TASK TO COMPLETE ::
The entries below should be quoted exactly, with no pictures carried over.

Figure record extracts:
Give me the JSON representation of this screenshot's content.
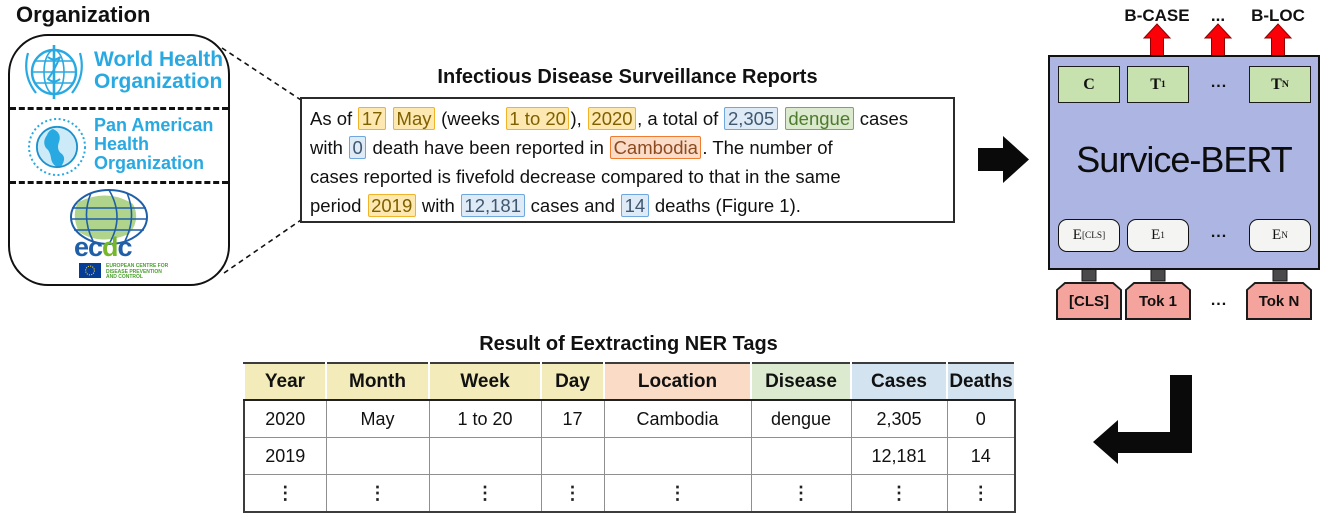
{
  "colors": {
    "who_blue": "#29a9e1",
    "ecdc_blue": "#1f5fa8",
    "ecdc_green": "#76b82a",
    "bert_fill": "#adb6e2",
    "unit_green": "#c7e1af",
    "token_pink": "#f5a49d",
    "arrow_red": "#fb0007",
    "arrow_gray": "#4a4a4a",
    "tag_date_bg": "#fce8b0",
    "tag_date_border": "#f0b429",
    "tag_count_bg": "#deeaf6",
    "tag_count_border": "#6fa8dc",
    "tag_disease_bg": "#dbe9ce",
    "tag_disease_border": "#76ae4c",
    "tag_location_bg": "#fadcc8",
    "tag_location_border": "#ee7c31",
    "hdr_date": "#f3ecba",
    "hdr_location": "#fadcc6",
    "hdr_disease": "#dcebd0",
    "hdr_count": "#d3e4f0"
  },
  "organization": {
    "title": "Organization",
    "who": {
      "lines": [
        "World Health",
        "Organization"
      ]
    },
    "paho": {
      "lines": [
        "Pan American",
        "Health",
        "Organization"
      ]
    },
    "ecdc": {
      "word_parts": {
        "pre": "ec",
        "d": "d",
        "post": "c"
      },
      "caption_lines": [
        "EUROPEAN CENTRE FOR",
        "DISEASE PREVENTION",
        "AND CONTROL"
      ]
    }
  },
  "report": {
    "title": "Infectious Disease Surveillance Reports",
    "segments": [
      {
        "t": "As of ",
        "k": "plain"
      },
      {
        "t": "17",
        "k": "date"
      },
      {
        "t": " ",
        "k": "plain"
      },
      {
        "t": "May",
        "k": "date"
      },
      {
        "t": " (weeks ",
        "k": "plain"
      },
      {
        "t": "1 to 20",
        "k": "date"
      },
      {
        "t": "), ",
        "k": "plain"
      },
      {
        "t": "2020",
        "k": "date"
      },
      {
        "t": ", a total of ",
        "k": "plain"
      },
      {
        "t": "2,305",
        "k": "count"
      },
      {
        "t": " ",
        "k": "plain"
      },
      {
        "t": "dengue",
        "k": "disease"
      },
      {
        "t": " cases",
        "k": "plain"
      },
      {
        "k": "br"
      },
      {
        "t": "with ",
        "k": "plain"
      },
      {
        "t": "0",
        "k": "count"
      },
      {
        "t": " death have been reported in ",
        "k": "plain"
      },
      {
        "t": "Cambodia",
        "k": "location"
      },
      {
        "t": ". The number of",
        "k": "plain"
      },
      {
        "k": "br"
      },
      {
        "t": "cases reported is fivefold decrease compared to that in the same",
        "k": "plain"
      },
      {
        "k": "br"
      },
      {
        "t": "period ",
        "k": "plain"
      },
      {
        "t": "2019",
        "k": "date"
      },
      {
        "t": " with ",
        "k": "plain"
      },
      {
        "t": "12,181",
        "k": "count"
      },
      {
        "t": " cases and ",
        "k": "plain"
      },
      {
        "t": "14",
        "k": "count"
      },
      {
        "t": " deaths (Figure 1).",
        "k": "plain"
      }
    ]
  },
  "bert": {
    "model_name": "Survice-BERT",
    "output_labels": [
      {
        "label": "B-CASE"
      },
      {
        "label": "..."
      },
      {
        "label": "B-LOC"
      }
    ],
    "units": [
      {
        "main": "C",
        "sub": ""
      },
      {
        "main": "T",
        "sub": "1"
      },
      {
        "dots": "..."
      },
      {
        "main": "T",
        "sub": "N"
      }
    ],
    "embeddings": [
      {
        "main": "E",
        "sub": "[CLS]"
      },
      {
        "main": "E",
        "sub": "1"
      },
      {
        "dots": "..."
      },
      {
        "main": "E",
        "sub": "N"
      }
    ],
    "tokens": [
      {
        "label": "[CLS]"
      },
      {
        "label": "Tok 1"
      },
      {
        "dots": "..."
      },
      {
        "label": "Tok N"
      }
    ]
  },
  "table": {
    "title": "Result of Eextracting NER Tags",
    "columns": [
      {
        "label": "Year",
        "group": "date"
      },
      {
        "label": "Month",
        "group": "date"
      },
      {
        "label": "Week",
        "group": "date"
      },
      {
        "label": "Day",
        "group": "date"
      },
      {
        "label": "Location",
        "group": "location"
      },
      {
        "label": "Disease",
        "group": "disease"
      },
      {
        "label": "Cases",
        "group": "count"
      },
      {
        "label": "Deaths",
        "group": "count"
      }
    ],
    "rows": [
      [
        "2020",
        "May",
        "1 to 20",
        "17",
        "Cambodia",
        "dengue",
        "2,305",
        "0"
      ],
      [
        "2019",
        "",
        "",
        "",
        "",
        "",
        "12,181",
        "14"
      ],
      [
        "⋮",
        "⋮",
        "⋮",
        "⋮",
        "⋮",
        "⋮",
        "⋮",
        "⋮"
      ]
    ]
  }
}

THE RESULT ::
Give me the JSON representation of this screenshot's content.
{
  "colors": {
    "who_blue": "#29a9e1",
    "ecdc_blue": "#1f5fa8",
    "ecdc_green": "#76b82a",
    "bert_fill": "#adb6e2",
    "unit_green": "#c7e1af",
    "token_pink": "#f5a49d",
    "arrow_red": "#fb0007",
    "arrow_gray": "#4a4a4a",
    "tag_date_bg": "#fce8b0",
    "tag_date_border": "#f0b429",
    "tag_count_bg": "#deeaf6",
    "tag_count_border": "#6fa8dc",
    "tag_disease_bg": "#dbe9ce",
    "tag_disease_border": "#76ae4c",
    "tag_location_bg": "#fadcc8",
    "tag_location_border": "#ee7c31",
    "hdr_date": "#f3ecba",
    "hdr_location": "#fadcc6",
    "hdr_disease": "#dcebd0",
    "hdr_count": "#d3e4f0"
  },
  "organization": {
    "title": "Organization",
    "who": {
      "lines": [
        "World Health",
        "Organization"
      ]
    },
    "paho": {
      "lines": [
        "Pan American",
        "Health",
        "Organization"
      ]
    },
    "ecdc": {
      "word_parts": {
        "pre": "ec",
        "d": "d",
        "post": "c"
      },
      "caption_lines": [
        "EUROPEAN CENTRE FOR",
        "DISEASE PREVENTION",
        "AND CONTROL"
      ]
    }
  },
  "report": {
    "title": "Infectious Disease Surveillance Reports",
    "segments": [
      {
        "t": "As of ",
        "k": "plain"
      },
      {
        "t": "17",
        "k": "date"
      },
      {
        "t": " ",
        "k": "plain"
      },
      {
        "t": "May",
        "k": "date"
      },
      {
        "t": " (weeks ",
        "k": "plain"
      },
      {
        "t": "1 to 20",
        "k": "date"
      },
      {
        "t": "), ",
        "k": "plain"
      },
      {
        "t": "2020",
        "k": "date"
      },
      {
        "t": ", a total of ",
        "k": "plain"
      },
      {
        "t": "2,305",
        "k": "count"
      },
      {
        "t": " ",
        "k": "plain"
      },
      {
        "t": "dengue",
        "k": "disease"
      },
      {
        "t": " cases",
        "k": "plain"
      },
      {
        "k": "br"
      },
      {
        "t": "with ",
        "k": "plain"
      },
      {
        "t": "0",
        "k": "count"
      },
      {
        "t": " death have been reported in ",
        "k": "plain"
      },
      {
        "t": "Cambodia",
        "k": "location"
      },
      {
        "t": ". The number of",
        "k": "plain"
      },
      {
        "k": "br"
      },
      {
        "t": "cases reported is fivefold decrease compared to that in the same",
        "k": "plain"
      },
      {
        "k": "br"
      },
      {
        "t": "period ",
        "k": "plain"
      },
      {
        "t": "2019",
        "k": "date"
      },
      {
        "t": " with ",
        "k": "plain"
      },
      {
        "t": "12,181",
        "k": "count"
      },
      {
        "t": " cases and ",
        "k": "plain"
      },
      {
        "t": "14",
        "k": "count"
      },
      {
        "t": " deaths (Figure 1).",
        "k": "plain"
      }
    ]
  },
  "bert": {
    "model_name": "Survice-BERT",
    "output_labels": [
      {
        "label": "B-CASE"
      },
      {
        "label": "..."
      },
      {
        "label": "B-LOC"
      }
    ],
    "units": [
      {
        "main": "C",
        "sub": ""
      },
      {
        "main": "T",
        "sub": "1"
      },
      {
        "dots": "..."
      },
      {
        "main": "T",
        "sub": "N"
      }
    ],
    "embeddings": [
      {
        "main": "E",
        "sub": "[CLS]"
      },
      {
        "main": "E",
        "sub": "1"
      },
      {
        "dots": "..."
      },
      {
        "main": "E",
        "sub": "N"
      }
    ],
    "tokens": [
      {
        "label": "[CLS]"
      },
      {
        "label": "Tok 1"
      },
      {
        "dots": "..."
      },
      {
        "label": "Tok N"
      }
    ]
  },
  "table": {
    "title": "Result of Eextracting NER Tags",
    "columns": [
      {
        "label": "Year",
        "group": "date"
      },
      {
        "label": "Month",
        "group": "date"
      },
      {
        "label": "Week",
        "group": "date"
      },
      {
        "label": "Day",
        "group": "date"
      },
      {
        "label": "Location",
        "group": "location"
      },
      {
        "label": "Disease",
        "group": "disease"
      },
      {
        "label": "Cases",
        "group": "count"
      },
      {
        "label": "Deaths",
        "group": "count"
      }
    ],
    "rows": [
      [
        "2020",
        "May",
        "1 to 20",
        "17",
        "Cambodia",
        "dengue",
        "2,305",
        "0"
      ],
      [
        "2019",
        "",
        "",
        "",
        "",
        "",
        "12,181",
        "14"
      ],
      [
        "⋮",
        "⋮",
        "⋮",
        "⋮",
        "⋮",
        "⋮",
        "⋮",
        "⋮"
      ]
    ]
  }
}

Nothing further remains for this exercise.